■ **Prompt**
Return the records that follow unaltered. Omit every picture.

■ **Dataset extract**
---
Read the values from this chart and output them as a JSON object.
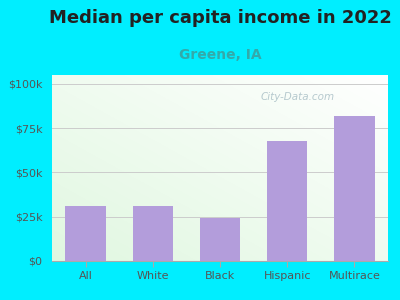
{
  "title": "Median per capita income in 2022",
  "subtitle": "Greene, IA",
  "categories": [
    "All",
    "White",
    "Black",
    "Hispanic",
    "Multirace"
  ],
  "values": [
    31000,
    31000,
    24000,
    68000,
    82000
  ],
  "bar_color": "#b39ddb",
  "background_outer": "#00eeff",
  "yticks": [
    0,
    25000,
    50000,
    75000,
    100000
  ],
  "ytick_labels": [
    "$0",
    "$25k",
    "$50k",
    "$75k",
    "$100k"
  ],
  "ylim": [
    0,
    105000
  ],
  "title_fontsize": 13,
  "subtitle_fontsize": 10,
  "watermark": "City-Data.com"
}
---
■ **Solution to the problem**
Read the values from this chart and output them as a JSON object.
{
  "title": "Median per capita income in 2022",
  "subtitle": "Greene, IA",
  "categories": [
    "All",
    "White",
    "Black",
    "Hispanic",
    "Multirace"
  ],
  "values": [
    31000,
    31000,
    24000,
    68000,
    82000
  ],
  "bar_color": "#b39ddb",
  "background_outer": "#00eeff",
  "yticks": [
    0,
    25000,
    50000,
    75000,
    100000
  ],
  "ytick_labels": [
    "$0",
    "$25k",
    "$50k",
    "$75k",
    "$100k"
  ],
  "ylim": [
    0,
    105000
  ],
  "title_fontsize": 13,
  "subtitle_fontsize": 10,
  "watermark": "City-Data.com"
}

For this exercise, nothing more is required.